##### Information given

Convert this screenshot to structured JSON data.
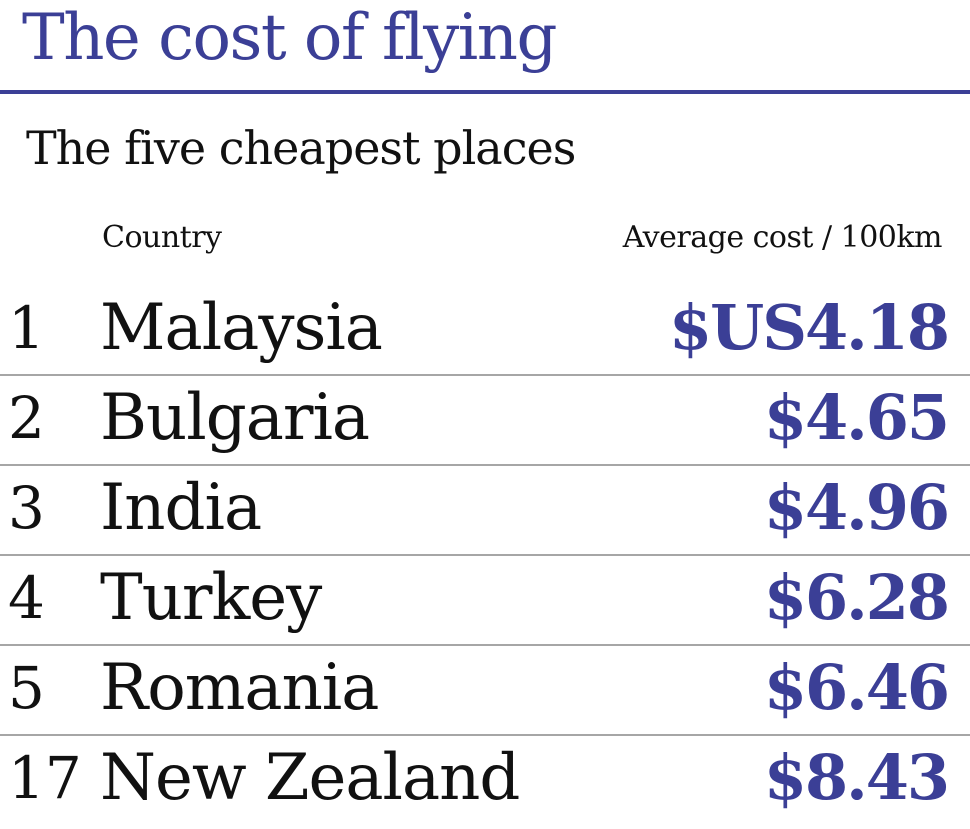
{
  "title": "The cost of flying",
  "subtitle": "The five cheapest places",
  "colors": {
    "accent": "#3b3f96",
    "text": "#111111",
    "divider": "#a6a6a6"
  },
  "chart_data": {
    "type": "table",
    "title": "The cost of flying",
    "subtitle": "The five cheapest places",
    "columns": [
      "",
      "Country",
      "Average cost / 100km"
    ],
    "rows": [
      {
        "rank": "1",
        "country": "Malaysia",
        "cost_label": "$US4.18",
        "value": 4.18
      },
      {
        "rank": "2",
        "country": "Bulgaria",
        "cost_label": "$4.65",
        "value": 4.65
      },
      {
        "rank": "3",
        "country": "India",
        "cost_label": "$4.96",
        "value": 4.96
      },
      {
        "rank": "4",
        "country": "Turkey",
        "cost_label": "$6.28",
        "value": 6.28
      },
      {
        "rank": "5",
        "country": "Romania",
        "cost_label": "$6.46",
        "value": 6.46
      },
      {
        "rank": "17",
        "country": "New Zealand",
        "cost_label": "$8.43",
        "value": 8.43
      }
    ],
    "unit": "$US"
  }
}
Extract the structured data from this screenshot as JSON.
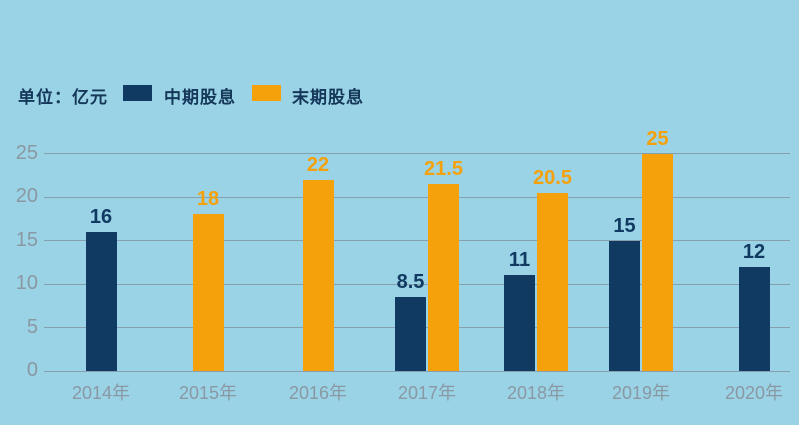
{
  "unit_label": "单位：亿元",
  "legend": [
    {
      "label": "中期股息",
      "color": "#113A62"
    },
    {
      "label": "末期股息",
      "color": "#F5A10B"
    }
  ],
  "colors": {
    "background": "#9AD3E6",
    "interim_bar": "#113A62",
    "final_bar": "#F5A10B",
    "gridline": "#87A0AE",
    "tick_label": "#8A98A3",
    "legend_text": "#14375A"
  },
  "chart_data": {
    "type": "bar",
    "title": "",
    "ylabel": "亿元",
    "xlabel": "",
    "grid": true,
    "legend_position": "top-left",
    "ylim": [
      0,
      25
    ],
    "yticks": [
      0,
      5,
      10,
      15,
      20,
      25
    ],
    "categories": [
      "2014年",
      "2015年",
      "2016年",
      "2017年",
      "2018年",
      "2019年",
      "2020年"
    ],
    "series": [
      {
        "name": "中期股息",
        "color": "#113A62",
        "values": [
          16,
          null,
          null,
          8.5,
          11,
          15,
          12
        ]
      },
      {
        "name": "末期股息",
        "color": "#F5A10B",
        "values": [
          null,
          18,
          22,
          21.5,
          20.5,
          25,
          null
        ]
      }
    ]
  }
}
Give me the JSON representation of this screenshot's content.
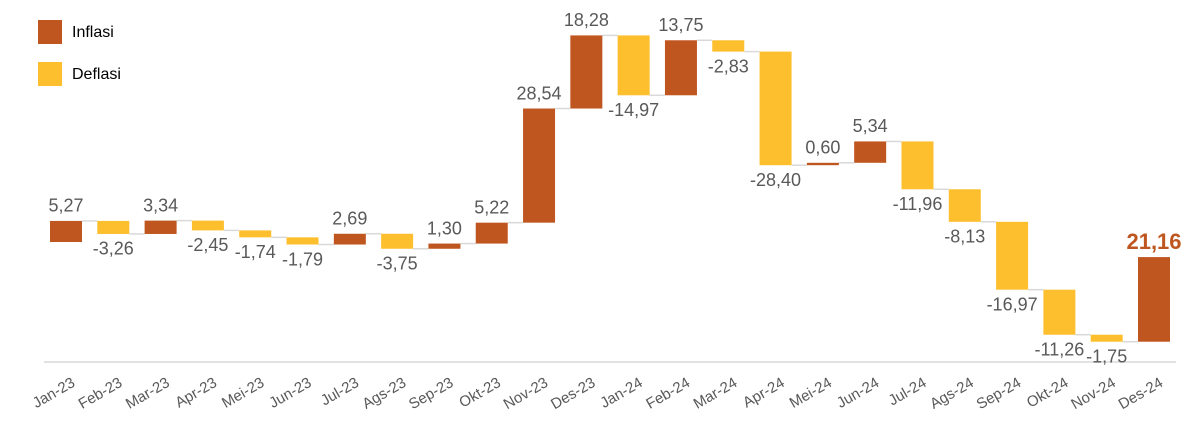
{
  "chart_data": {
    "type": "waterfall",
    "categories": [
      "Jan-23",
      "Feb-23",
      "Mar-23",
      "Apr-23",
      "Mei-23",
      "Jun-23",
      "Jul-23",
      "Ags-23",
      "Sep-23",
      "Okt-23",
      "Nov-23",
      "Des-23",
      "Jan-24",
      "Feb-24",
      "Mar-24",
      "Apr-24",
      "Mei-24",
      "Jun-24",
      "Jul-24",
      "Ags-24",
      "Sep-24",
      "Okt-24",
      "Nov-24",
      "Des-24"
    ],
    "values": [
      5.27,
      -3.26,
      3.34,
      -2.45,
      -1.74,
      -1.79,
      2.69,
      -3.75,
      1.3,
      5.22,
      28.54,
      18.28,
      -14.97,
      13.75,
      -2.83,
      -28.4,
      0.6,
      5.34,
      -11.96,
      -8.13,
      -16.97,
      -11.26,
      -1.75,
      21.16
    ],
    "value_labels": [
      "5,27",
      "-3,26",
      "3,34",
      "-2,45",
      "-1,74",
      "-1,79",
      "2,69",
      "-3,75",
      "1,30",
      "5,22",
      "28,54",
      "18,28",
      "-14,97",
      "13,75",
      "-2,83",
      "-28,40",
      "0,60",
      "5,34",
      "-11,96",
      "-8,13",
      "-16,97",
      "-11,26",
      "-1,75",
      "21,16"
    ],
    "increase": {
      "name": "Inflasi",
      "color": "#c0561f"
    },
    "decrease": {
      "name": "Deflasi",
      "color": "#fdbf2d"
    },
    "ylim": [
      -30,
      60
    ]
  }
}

##########

▶ [Do this]: Copy the entries exactly. Leave out the images.

▶ [Task answer]:
Convert this screenshot to structured JSON data.
{
  "title": "The cost of flying",
  "subtitle": "The five cheapest places",
  "colors": {
    "accent": "#3b3f96",
    "text": "#111111",
    "divider": "#a6a6a6"
  },
  "chart_data": {
    "type": "table",
    "title": "The cost of flying",
    "subtitle": "The five cheapest places",
    "columns": [
      "",
      "Country",
      "Average cost / 100km"
    ],
    "rows": [
      {
        "rank": "1",
        "country": "Malaysia",
        "cost_label": "$US4.18",
        "value": 4.18
      },
      {
        "rank": "2",
        "country": "Bulgaria",
        "cost_label": "$4.65",
        "value": 4.65
      },
      {
        "rank": "3",
        "country": "India",
        "cost_label": "$4.96",
        "value": 4.96
      },
      {
        "rank": "4",
        "country": "Turkey",
        "cost_label": "$6.28",
        "value": 6.28
      },
      {
        "rank": "5",
        "country": "Romania",
        "cost_label": "$6.46",
        "value": 6.46
      },
      {
        "rank": "17",
        "country": "New Zealand",
        "cost_label": "$8.43",
        "value": 8.43
      }
    ],
    "unit": "$US"
  }
}
Extract the structured data from this screenshot as JSON.
{
  "unit_label": "单位：亿元",
  "legend": [
    {
      "label": "中期股息",
      "color": "#113A62"
    },
    {
      "label": "末期股息",
      "color": "#F5A10B"
    }
  ],
  "colors": {
    "background": "#9AD3E6",
    "interim_bar": "#113A62",
    "final_bar": "#F5A10B",
    "gridline": "#87A0AE",
    "tick_label": "#8A98A3",
    "legend_text": "#14375A"
  },
  "chart_data": {
    "type": "bar",
    "title": "",
    "ylabel": "亿元",
    "xlabel": "",
    "grid": true,
    "legend_position": "top-left",
    "ylim": [
      0,
      25
    ],
    "yticks": [
      0,
      5,
      10,
      15,
      20,
      25
    ],
    "categories": [
      "2014年",
      "2015年",
      "2016年",
      "2017年",
      "2018年",
      "2019年",
      "2020年"
    ],
    "series": [
      {
        "name": "中期股息",
        "color": "#113A62",
        "values": [
          16,
          null,
          null,
          8.5,
          11,
          15,
          12
        ]
      },
      {
        "name": "末期股息",
        "color": "#F5A10B",
        "values": [
          null,
          18,
          22,
          21.5,
          20.5,
          25,
          null
        ]
      }
    ]
  }
}
Give me the JSON representation of this screenshot's content.
{
  "chart_data": {
    "type": "waterfall",
    "categories": [
      "Jan-23",
      "Feb-23",
      "Mar-23",
      "Apr-23",
      "Mei-23",
      "Jun-23",
      "Jul-23",
      "Ags-23",
      "Sep-23",
      "Okt-23",
      "Nov-23",
      "Des-23",
      "Jan-24",
      "Feb-24",
      "Mar-24",
      "Apr-24",
      "Mei-24",
      "Jun-24",
      "Jul-24",
      "Ags-24",
      "Sep-24",
      "Okt-24",
      "Nov-24",
      "Des-24"
    ],
    "values": [
      5.27,
      -3.26,
      3.34,
      -2.45,
      -1.74,
      -1.79,
      2.69,
      -3.75,
      1.3,
      5.22,
      28.54,
      18.28,
      -14.97,
      13.75,
      -2.83,
      -28.4,
      0.6,
      5.34,
      -11.96,
      -8.13,
      -16.97,
      -11.26,
      -1.75,
      21.16
    ],
    "value_labels": [
      "5,27",
      "-3,26",
      "3,34",
      "-2,45",
      "-1,74",
      "-1,79",
      "2,69",
      "-3,75",
      "1,30",
      "5,22",
      "28,54",
      "18,28",
      "-14,97",
      "13,75",
      "-2,83",
      "-28,40",
      "0,60",
      "5,34",
      "-11,96",
      "-8,13",
      "-16,97",
      "-11,26",
      "-1,75",
      "21,16"
    ],
    "increase": {
      "name": "Inflasi",
      "color": "#c0561f"
    },
    "decrease": {
      "name": "Deflasi",
      "color": "#fdbf2d"
    },
    "ylim": [
      -30,
      60
    ]
  }
}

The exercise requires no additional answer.